[Begin]
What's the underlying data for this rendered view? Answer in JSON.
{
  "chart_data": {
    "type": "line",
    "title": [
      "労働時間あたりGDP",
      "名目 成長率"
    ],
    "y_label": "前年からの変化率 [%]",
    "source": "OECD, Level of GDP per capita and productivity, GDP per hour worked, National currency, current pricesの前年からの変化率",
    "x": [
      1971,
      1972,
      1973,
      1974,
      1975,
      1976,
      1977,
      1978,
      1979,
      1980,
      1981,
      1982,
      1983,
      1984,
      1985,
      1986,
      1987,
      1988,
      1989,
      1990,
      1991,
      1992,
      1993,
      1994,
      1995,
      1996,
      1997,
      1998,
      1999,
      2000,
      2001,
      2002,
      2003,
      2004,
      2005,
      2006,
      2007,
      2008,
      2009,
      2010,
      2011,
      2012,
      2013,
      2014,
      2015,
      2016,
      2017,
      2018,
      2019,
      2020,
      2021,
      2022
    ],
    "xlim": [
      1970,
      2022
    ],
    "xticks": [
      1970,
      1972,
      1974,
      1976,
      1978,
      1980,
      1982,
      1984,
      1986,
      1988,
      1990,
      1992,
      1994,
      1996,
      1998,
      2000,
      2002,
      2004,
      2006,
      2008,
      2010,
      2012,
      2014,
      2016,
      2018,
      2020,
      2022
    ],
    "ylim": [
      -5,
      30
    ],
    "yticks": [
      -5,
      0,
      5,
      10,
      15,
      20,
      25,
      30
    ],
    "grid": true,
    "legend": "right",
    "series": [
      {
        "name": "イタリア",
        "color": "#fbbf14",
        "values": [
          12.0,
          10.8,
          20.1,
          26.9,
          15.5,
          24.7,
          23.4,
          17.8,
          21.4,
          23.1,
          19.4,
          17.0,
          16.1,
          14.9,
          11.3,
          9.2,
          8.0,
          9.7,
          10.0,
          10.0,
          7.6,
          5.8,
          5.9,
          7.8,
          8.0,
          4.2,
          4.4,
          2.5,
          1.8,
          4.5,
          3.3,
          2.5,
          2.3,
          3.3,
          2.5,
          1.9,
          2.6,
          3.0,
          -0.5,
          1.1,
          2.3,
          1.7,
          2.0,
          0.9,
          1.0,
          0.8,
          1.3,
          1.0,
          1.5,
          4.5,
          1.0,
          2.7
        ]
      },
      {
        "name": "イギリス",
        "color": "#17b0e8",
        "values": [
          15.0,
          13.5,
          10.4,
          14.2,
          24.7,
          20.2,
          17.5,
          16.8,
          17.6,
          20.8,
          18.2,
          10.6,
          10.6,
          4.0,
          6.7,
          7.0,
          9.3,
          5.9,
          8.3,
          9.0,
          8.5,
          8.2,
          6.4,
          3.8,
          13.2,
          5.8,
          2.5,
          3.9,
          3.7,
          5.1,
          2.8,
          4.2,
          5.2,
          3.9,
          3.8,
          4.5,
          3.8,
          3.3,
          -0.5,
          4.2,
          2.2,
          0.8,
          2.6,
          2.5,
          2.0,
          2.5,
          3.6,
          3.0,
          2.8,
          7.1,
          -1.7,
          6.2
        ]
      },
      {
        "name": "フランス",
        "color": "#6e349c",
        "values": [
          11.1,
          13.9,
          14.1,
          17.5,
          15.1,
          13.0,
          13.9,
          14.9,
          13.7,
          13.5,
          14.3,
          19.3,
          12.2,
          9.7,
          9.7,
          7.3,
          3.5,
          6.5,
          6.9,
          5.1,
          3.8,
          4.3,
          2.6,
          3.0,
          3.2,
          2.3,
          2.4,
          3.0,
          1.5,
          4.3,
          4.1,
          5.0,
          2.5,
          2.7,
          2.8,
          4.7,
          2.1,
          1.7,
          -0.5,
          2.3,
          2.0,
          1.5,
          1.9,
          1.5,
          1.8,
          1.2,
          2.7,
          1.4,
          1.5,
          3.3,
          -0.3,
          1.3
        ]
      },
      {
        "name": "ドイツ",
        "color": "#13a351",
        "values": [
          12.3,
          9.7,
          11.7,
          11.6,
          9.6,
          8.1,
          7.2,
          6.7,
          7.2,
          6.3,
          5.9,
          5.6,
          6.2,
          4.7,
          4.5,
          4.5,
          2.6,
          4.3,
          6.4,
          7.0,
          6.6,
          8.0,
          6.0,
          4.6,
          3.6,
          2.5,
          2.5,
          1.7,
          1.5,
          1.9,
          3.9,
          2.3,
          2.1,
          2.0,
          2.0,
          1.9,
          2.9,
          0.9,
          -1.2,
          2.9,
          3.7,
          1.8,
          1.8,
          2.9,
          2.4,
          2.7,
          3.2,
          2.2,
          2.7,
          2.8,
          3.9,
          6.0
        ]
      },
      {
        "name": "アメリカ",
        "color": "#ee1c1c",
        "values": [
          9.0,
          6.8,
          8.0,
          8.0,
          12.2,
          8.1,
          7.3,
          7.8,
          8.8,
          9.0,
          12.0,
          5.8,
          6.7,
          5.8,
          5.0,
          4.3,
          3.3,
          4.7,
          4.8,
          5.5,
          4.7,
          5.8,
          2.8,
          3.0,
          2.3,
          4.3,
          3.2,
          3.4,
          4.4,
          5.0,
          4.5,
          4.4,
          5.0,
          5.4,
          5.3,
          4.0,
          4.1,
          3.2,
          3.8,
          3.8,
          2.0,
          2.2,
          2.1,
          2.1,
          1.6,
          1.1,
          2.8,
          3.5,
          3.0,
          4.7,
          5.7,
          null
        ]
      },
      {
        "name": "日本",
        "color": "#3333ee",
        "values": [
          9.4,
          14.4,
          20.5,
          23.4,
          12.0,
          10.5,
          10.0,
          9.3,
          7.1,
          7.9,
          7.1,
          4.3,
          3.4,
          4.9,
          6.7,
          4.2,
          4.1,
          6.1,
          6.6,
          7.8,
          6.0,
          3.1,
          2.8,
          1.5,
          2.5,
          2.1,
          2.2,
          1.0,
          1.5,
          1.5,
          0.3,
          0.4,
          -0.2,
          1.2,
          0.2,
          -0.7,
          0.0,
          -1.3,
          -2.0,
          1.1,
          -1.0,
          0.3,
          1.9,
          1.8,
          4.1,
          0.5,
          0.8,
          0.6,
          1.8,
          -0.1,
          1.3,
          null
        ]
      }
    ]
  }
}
[End]
### Exercise details:
Filter the records for lines holding the string "name". Copy each one.

### Solution:
        "name": "イタリア",
        "name": "イギリス",
        "name": "フランス",
        "name": "ドイツ",
        "name": "アメリカ",
        "name": "日本",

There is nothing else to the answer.